Problem statement:
Select all lines with the string "三股势力" in them, and copy those lines.

Records for the task:
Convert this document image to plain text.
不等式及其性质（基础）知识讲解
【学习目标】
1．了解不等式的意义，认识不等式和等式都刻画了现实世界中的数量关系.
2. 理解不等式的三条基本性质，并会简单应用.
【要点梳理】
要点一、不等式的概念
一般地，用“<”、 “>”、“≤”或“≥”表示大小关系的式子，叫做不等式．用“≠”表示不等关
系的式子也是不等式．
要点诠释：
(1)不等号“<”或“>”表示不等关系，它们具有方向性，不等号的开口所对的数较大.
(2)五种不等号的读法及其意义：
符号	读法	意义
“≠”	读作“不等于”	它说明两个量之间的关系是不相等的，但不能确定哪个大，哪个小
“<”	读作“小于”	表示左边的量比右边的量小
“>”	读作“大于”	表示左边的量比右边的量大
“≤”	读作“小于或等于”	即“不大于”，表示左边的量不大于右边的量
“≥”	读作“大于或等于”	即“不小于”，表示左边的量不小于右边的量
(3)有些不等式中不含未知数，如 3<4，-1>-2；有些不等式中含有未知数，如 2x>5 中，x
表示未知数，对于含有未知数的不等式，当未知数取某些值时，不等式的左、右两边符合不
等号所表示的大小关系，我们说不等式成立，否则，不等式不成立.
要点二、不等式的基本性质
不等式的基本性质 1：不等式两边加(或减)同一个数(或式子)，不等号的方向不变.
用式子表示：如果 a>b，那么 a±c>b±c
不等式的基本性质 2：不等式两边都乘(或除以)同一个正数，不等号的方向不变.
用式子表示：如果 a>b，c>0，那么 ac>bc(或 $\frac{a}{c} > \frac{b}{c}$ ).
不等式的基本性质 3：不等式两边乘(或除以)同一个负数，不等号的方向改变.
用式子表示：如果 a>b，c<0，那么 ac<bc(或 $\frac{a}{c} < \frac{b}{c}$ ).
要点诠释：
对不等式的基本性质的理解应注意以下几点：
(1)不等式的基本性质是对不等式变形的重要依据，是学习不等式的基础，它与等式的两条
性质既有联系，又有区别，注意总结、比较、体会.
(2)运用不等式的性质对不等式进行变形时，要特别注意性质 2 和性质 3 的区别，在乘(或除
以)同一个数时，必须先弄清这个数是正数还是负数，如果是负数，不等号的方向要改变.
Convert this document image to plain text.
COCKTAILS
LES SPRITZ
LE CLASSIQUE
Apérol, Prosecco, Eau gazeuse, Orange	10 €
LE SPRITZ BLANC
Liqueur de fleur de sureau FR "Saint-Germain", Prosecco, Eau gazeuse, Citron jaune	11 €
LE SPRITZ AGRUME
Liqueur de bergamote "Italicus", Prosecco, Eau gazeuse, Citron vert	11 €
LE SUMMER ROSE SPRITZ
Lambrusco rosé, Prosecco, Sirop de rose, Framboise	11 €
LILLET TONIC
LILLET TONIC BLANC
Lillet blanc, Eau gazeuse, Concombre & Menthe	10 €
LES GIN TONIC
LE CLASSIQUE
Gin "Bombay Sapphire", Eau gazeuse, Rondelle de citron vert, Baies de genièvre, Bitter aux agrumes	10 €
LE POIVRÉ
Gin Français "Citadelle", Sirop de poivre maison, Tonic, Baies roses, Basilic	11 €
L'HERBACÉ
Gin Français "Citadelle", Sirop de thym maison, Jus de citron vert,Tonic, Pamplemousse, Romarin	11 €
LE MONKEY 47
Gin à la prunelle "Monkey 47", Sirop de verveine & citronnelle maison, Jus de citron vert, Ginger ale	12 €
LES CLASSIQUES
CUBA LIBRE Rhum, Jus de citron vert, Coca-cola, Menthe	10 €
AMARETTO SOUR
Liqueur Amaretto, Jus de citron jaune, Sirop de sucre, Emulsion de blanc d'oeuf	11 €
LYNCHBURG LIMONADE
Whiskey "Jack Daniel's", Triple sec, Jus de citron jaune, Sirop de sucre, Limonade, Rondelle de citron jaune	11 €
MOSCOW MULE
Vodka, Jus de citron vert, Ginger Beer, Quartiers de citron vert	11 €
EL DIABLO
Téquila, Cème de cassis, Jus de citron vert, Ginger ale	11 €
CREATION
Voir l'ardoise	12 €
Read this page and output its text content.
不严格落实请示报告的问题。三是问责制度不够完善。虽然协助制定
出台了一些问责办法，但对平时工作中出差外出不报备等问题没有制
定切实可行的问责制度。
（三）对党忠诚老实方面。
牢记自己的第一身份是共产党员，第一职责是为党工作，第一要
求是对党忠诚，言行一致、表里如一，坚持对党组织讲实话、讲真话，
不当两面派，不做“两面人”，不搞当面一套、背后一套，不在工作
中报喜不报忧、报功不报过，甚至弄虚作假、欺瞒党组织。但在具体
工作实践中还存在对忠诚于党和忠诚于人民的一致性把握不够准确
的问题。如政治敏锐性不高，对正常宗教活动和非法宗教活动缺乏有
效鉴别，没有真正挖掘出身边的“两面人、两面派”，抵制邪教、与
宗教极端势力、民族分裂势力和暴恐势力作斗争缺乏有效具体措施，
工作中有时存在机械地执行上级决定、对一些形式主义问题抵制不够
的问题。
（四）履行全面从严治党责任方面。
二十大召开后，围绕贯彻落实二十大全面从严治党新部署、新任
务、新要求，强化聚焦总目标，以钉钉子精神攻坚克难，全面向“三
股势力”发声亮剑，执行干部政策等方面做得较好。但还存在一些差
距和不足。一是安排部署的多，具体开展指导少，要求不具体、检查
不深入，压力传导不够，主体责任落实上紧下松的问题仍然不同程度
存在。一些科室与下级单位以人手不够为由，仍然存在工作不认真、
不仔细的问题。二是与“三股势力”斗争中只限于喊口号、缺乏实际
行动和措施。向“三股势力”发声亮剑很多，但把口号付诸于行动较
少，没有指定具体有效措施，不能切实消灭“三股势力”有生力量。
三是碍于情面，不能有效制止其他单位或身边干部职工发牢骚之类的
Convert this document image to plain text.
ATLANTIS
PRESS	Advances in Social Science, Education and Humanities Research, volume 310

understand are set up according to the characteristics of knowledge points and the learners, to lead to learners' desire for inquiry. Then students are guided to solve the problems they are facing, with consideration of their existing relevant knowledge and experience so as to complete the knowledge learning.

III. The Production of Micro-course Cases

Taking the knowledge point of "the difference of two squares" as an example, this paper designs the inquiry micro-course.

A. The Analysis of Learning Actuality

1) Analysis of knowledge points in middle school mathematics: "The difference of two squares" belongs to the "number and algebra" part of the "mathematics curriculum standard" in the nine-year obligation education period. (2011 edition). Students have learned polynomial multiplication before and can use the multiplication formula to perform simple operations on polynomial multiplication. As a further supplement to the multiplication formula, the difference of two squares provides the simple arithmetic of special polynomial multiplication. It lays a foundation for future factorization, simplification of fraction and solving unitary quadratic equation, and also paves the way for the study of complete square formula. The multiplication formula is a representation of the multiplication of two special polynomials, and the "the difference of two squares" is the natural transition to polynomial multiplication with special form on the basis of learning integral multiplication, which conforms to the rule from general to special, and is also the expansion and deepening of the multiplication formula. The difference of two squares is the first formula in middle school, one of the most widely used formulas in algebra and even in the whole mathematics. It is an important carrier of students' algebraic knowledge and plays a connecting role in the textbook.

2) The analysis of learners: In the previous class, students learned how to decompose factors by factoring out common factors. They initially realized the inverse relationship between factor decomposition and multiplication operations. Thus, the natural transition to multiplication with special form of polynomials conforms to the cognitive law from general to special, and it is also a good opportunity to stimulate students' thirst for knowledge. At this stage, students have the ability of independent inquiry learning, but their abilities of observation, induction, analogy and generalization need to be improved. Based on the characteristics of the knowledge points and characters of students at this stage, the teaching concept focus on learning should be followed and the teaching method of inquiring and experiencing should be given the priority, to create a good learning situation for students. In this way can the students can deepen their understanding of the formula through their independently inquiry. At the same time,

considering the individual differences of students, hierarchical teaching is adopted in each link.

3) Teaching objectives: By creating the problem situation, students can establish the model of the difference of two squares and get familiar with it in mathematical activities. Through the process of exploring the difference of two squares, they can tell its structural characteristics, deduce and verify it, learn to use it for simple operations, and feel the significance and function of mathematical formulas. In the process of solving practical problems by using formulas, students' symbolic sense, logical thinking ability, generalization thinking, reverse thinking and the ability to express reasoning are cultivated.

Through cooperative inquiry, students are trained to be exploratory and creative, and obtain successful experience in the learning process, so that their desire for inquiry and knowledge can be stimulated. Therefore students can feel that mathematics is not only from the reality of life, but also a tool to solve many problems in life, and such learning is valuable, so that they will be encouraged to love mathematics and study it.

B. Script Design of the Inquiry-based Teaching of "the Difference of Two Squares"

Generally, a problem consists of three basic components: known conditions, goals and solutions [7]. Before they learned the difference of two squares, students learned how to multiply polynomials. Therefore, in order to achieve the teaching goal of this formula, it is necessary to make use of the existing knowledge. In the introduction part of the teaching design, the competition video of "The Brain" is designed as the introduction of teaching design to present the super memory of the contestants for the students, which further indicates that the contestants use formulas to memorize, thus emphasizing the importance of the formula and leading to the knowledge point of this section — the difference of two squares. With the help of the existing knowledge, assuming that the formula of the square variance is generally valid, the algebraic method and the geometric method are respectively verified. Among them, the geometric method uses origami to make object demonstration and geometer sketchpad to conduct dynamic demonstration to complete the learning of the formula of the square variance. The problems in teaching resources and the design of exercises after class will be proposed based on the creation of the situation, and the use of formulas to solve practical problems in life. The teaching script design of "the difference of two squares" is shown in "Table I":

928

The solution:
不仔细的问题。二是与“三股势力”斗争中只限于喊口号、缺乏实际
行动和措施。向“三股势力”发声亮剑很多，但把口号付诸于行动较
少，没有指定具体有效措施，不能切实消灭“三股势力”有生力量。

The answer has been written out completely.